Work to complete
Every entry below should be transcribed exactly; pictures stay out of the copy.

A block of data
———
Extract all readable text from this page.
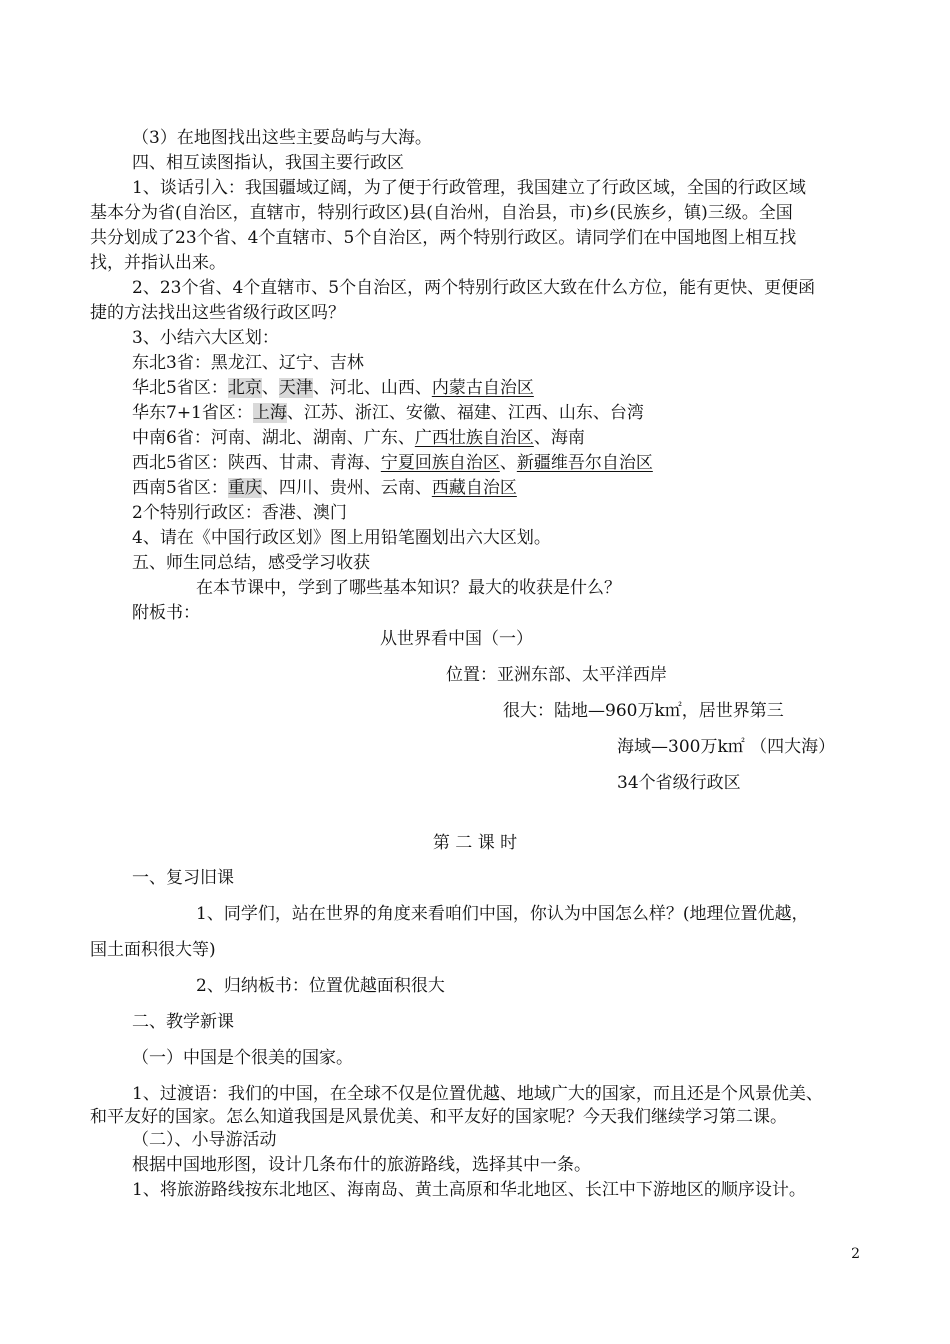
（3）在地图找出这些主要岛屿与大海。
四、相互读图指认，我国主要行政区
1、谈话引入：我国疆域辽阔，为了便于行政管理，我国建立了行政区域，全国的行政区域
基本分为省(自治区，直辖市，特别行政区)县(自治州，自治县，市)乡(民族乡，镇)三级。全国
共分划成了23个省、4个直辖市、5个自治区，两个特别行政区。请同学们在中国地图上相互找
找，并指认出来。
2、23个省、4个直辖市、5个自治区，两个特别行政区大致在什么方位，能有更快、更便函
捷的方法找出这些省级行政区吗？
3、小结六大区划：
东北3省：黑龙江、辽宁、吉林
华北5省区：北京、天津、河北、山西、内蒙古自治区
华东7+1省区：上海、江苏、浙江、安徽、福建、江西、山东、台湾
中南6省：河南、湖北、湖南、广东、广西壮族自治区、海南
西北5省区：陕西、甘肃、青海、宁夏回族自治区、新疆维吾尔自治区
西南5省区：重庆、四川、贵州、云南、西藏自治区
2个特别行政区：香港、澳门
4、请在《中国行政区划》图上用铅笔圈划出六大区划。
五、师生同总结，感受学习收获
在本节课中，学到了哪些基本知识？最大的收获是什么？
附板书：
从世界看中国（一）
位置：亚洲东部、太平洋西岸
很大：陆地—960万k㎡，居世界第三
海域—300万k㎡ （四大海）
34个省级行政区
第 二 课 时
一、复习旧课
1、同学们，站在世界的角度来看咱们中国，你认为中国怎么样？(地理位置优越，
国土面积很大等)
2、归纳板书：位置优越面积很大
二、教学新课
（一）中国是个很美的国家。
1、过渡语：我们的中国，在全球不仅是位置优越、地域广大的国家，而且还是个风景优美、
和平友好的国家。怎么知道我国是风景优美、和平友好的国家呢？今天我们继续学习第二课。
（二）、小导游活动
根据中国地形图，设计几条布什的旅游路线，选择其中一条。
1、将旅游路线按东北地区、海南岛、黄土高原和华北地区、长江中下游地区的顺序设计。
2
———
Output below
Extract all readable text from this page.
（3）在地图找出这些主要岛屿与大海。
四、相互读图指认，我国主要行政区
1、谈话引入：我国疆域辽阔，为了便于行政管理，我国建立了行政区域，全国的行政区域
基本分为省(自治区，直辖市，特别行政区)县(自治州，自治县，市)乡(民族乡，镇)三级。全国
共分划成了23个省、4个直辖市、5个自治区，两个特别行政区。请同学们在中国地图上相互找
找，并指认出来。
2、23个省、4个直辖市、5个自治区，两个特别行政区大致在什么方位，能有更快、更便函
捷的方法找出这些省级行政区吗？
3、小结六大区划：
东北3省：黑龙江、辽宁、吉林
华北5省区：北京、天津、河北、山西、内蒙古自治区
华东7+1省区：上海、江苏、浙江、安徽、福建、江西、山东、台湾
中南6省：河南、湖北、湖南、广东、广西壮族自治区、海南
西北5省区：陕西、甘肃、青海、宁夏回族自治区、新疆维吾尔自治区
西南5省区：重庆、四川、贵州、云南、西藏自治区
2个特别行政区：香港、澳门
4、请在《中国行政区划》图上用铅笔圈划出六大区划。
五、师生同总结，感受学习收获
在本节课中，学到了哪些基本知识？最大的收获是什么？
附板书：
从世界看中国（一）
位置：亚洲东部、太平洋西岸
很大：陆地—960万k㎡，居世界第三
海域—300万k㎡ （四大海）
34个省级行政区
第 二 课 时
一、复习旧课
1、同学们，站在世界的角度来看咱们中国，你认为中国怎么样？(地理位置优越，
国土面积很大等)
2、归纳板书：位置优越面积很大
二、教学新课
（一）中国是个很美的国家。
1、过渡语：我们的中国，在全球不仅是位置优越、地域广大的国家，而且还是个风景优美、
和平友好的国家。怎么知道我国是风景优美、和平友好的国家呢？今天我们继续学习第二课。
（二）、小导游活动
根据中国地形图，设计几条布什的旅游路线，选择其中一条。
1、将旅游路线按东北地区、海南岛、黄土高原和华北地区、长江中下游地区的顺序设计。
2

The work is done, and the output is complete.